**Aim of the task:**
Identify the lines that include the word "完成句子", then copy all of them.

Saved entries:
---

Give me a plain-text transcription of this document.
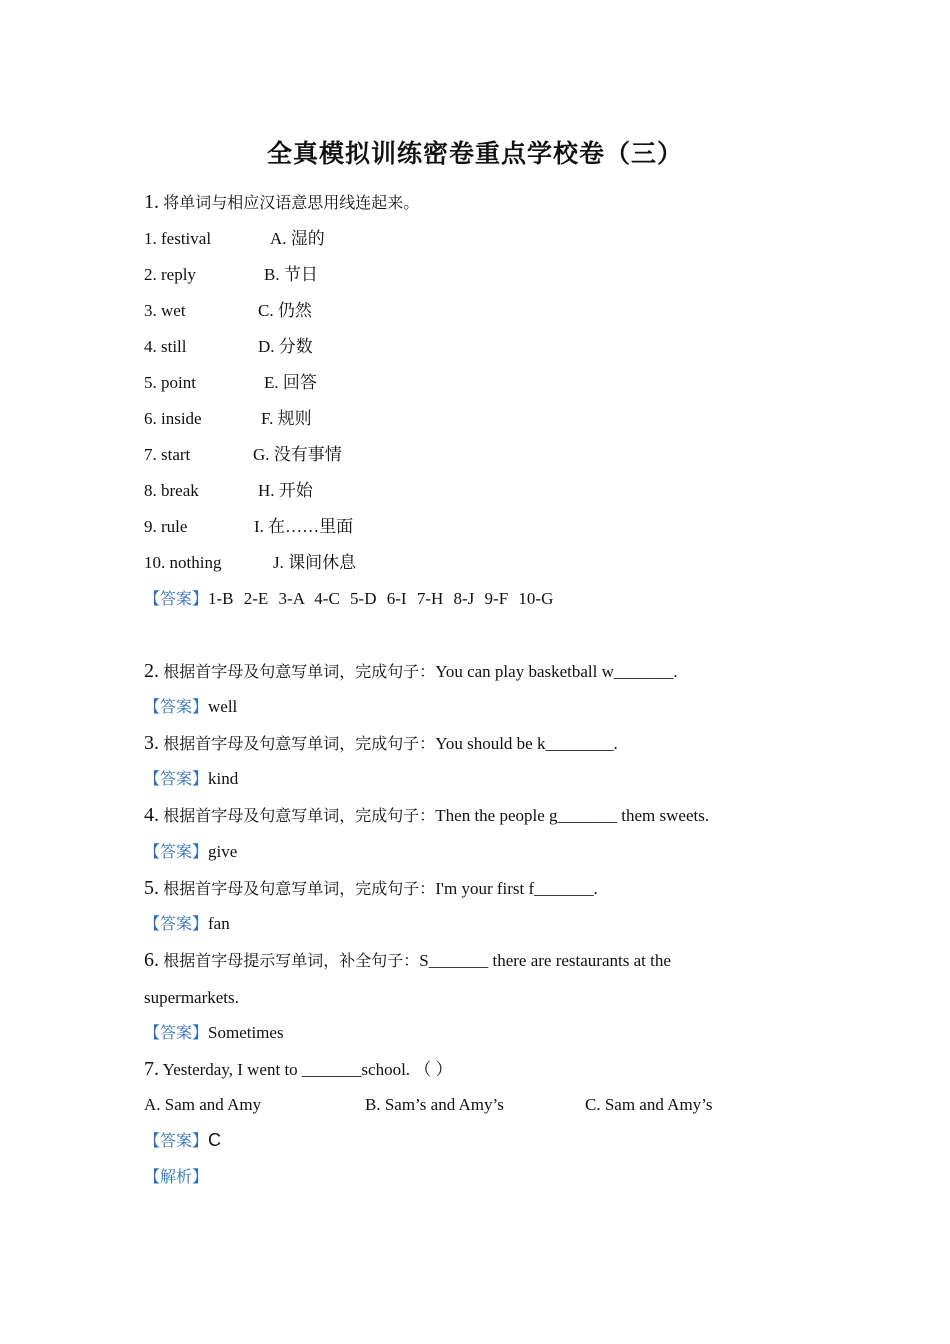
全真模拟训练密卷重点学校卷（三）
1. 将单词与相应汉语意思用线连起来。
1. festival	A. 湿的
2. reply	B. 节日
3. wet	C. 仍然
4. still	D. 分数
5. point	E. 回答
6. inside	F. 规则
7. start	G. 没有事情
8. break	H. 开始
9. rule	I. 在……里面
10. nothing	J. 课间休息
【答案】1-B 2-E 3-A 4-C 5-D 6-I 7-H 8-J 9-F 10-G
2. 根据首字母及句意写单词，完成句子：You can play basketball w_______.
【答案】well
3. 根据首字母及句意写单词，完成句子：You should be k________.
【答案】kind
4. 根据首字母及句意写单词，完成句子：Then the people g_______ them sweets.
【答案】give
5. 根据首字母及句意写单词，完成句子：I'm your first f_______.
【答案】fan
6. 根据首字母提示写单词，补全句子：S_______ there are restaurants at the
supermarkets.
【答案】Sometimes
7. Yesterday, I went to _______school. （ ）
A. Sam and Amy	B. Sam’s and Amy’s	C. Sam and Amy’s
【答案】C
【解析】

---

**Task solution:**
2. 根据首字母及句意写单词，完成句子：You can play basketball w_______.
3. 根据首字母及句意写单词，完成句子：You should be k________.
4. 根据首字母及句意写单词，完成句子：Then the people g_______ them sweets.
5. 根据首字母及句意写单词，完成句子：I'm your first f_______.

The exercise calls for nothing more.